Some records
┌──

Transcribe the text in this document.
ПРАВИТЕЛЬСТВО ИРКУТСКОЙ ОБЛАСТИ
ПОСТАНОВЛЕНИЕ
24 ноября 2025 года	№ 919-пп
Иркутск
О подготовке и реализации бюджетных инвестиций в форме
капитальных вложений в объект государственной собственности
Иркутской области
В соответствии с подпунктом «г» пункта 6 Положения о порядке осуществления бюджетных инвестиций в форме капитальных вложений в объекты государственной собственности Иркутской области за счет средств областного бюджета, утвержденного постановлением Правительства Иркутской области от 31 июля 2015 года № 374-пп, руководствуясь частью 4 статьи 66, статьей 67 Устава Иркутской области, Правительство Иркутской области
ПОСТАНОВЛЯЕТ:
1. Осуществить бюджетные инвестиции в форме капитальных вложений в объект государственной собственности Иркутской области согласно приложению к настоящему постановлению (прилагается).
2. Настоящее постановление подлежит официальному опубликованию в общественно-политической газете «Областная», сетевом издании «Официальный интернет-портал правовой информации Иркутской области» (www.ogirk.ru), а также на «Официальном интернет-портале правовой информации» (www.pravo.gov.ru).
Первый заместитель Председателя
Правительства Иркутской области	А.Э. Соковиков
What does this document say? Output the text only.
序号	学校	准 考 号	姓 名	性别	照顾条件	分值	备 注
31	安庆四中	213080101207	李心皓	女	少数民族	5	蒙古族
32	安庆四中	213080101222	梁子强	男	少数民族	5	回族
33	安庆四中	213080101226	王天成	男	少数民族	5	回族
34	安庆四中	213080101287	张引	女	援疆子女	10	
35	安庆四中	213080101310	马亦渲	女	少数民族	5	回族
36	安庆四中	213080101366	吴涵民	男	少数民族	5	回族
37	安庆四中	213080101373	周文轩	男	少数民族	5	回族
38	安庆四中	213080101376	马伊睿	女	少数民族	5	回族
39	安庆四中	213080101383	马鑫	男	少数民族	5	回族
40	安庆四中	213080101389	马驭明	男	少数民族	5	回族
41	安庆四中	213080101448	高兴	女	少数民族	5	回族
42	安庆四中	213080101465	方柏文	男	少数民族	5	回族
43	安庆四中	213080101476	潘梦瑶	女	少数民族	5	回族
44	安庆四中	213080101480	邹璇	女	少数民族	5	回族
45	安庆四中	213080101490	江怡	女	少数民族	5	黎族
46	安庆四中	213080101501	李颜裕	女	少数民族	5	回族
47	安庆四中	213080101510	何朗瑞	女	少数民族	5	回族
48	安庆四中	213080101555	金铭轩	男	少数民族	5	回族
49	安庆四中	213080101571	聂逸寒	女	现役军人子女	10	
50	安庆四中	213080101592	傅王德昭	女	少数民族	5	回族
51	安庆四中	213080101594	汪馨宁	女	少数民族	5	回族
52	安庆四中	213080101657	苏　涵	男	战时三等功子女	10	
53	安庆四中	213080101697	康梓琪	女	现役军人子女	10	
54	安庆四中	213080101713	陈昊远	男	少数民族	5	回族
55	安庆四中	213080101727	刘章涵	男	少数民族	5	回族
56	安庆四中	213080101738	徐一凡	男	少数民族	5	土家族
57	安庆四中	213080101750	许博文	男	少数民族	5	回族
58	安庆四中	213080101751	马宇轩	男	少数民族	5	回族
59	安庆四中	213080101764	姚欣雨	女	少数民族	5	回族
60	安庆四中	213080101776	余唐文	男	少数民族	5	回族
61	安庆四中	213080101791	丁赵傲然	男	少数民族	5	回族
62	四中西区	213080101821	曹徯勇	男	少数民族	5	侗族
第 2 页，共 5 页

└──

Restate every line of the data word for word.

**Output of the task:**
Transcribe the text in this document.
ПРАВИТЕЛЬСТВО ИРКУТСКОЙ ОБЛАСТИ
ПОСТАНОВЛЕНИЕ
24 ноября 2025 года	№ 919-пп
Иркутск
О подготовке и реализации бюджетных инвестиций в форме
капитальных вложений в объект государственной собственности
Иркутской области
В соответствии с подпунктом «г» пункта 6 Положения о порядке осуществления бюджетных инвестиций в форме капитальных вложений в объекты государственной собственности Иркутской области за счет средств областного бюджета, утвержденного постановлением Правительства Иркутской области от 31 июля 2015 года № 374-пп, руководствуясь частью 4 статьи 66, статьей 67 Устава Иркутской области, Правительство Иркутской области
ПОСТАНОВЛЯЕТ:
1. Осуществить бюджетные инвестиции в форме капитальных вложений в объект государственной собственности Иркутской области согласно приложению к настоящему постановлению (прилагается).
2. Настоящее постановление подлежит официальному опубликованию в общественно-политической газете «Областная», сетевом издании «Официальный интернет-портал правовой информации Иркутской области» (www.ogirk.ru), а также на «Официальном интернет-портале правовой информации» (www.pravo.gov.ru).
Первый заместитель Председателя
Правительства Иркутской области	А.Э. Соковиков
What does this document say? Output the text only.
序号	学校	准 考 号	姓 名	性别	照顾条件	分值	备 注
31	安庆四中	213080101207	李心皓	女	少数民族	5	蒙古族
32	安庆四中	213080101222	梁子强	男	少数民族	5	回族
33	安庆四中	213080101226	王天成	男	少数民族	5	回族
34	安庆四中	213080101287	张引	女	援疆子女	10	
35	安庆四中	213080101310	马亦渲	女	少数民族	5	回族
36	安庆四中	213080101366	吴涵民	男	少数民族	5	回族
37	安庆四中	213080101373	周文轩	男	少数民族	5	回族
38	安庆四中	213080101376	马伊睿	女	少数民族	5	回族
39	安庆四中	213080101383	马鑫	男	少数民族	5	回族
40	安庆四中	213080101389	马驭明	男	少数民族	5	回族
41	安庆四中	213080101448	高兴	女	少数民族	5	回族
42	安庆四中	213080101465	方柏文	男	少数民族	5	回族
43	安庆四中	213080101476	潘梦瑶	女	少数民族	5	回族
44	安庆四中	213080101480	邹璇	女	少数民族	5	回族
45	安庆四中	213080101490	江怡	女	少数民族	5	黎族
46	安庆四中	213080101501	李颜裕	女	少数民族	5	回族
47	安庆四中	213080101510	何朗瑞	女	少数民族	5	回族
48	安庆四中	213080101555	金铭轩	男	少数民族	5	回族
49	安庆四中	213080101571	聂逸寒	女	现役军人子女	10	
50	安庆四中	213080101592	傅王德昭	女	少数民族	5	回族
51	安庆四中	213080101594	汪馨宁	女	少数民族	5	回族
52	安庆四中	213080101657	苏　涵	男	战时三等功子女	10	
53	安庆四中	213080101697	康梓琪	女	现役军人子女	10	
54	安庆四中	213080101713	陈昊远	男	少数民族	5	回族
55	安庆四中	213080101727	刘章涵	男	少数民族	5	回族
56	安庆四中	213080101738	徐一凡	男	少数民族	5	土家族
57	安庆四中	213080101750	许博文	男	少数民族	5	回族
58	安庆四中	213080101751	马宇轩	男	少数民族	5	回族
59	安庆四中	213080101764	姚欣雨	女	少数民族	5	回族
60	安庆四中	213080101776	余唐文	男	少数民族	5	回族
61	安庆四中	213080101791	丁赵傲然	男	少数民族	5	回族
62	四中西区	213080101821	曹徯勇	男	少数民族	5	侗族
第 2 页，共 5 页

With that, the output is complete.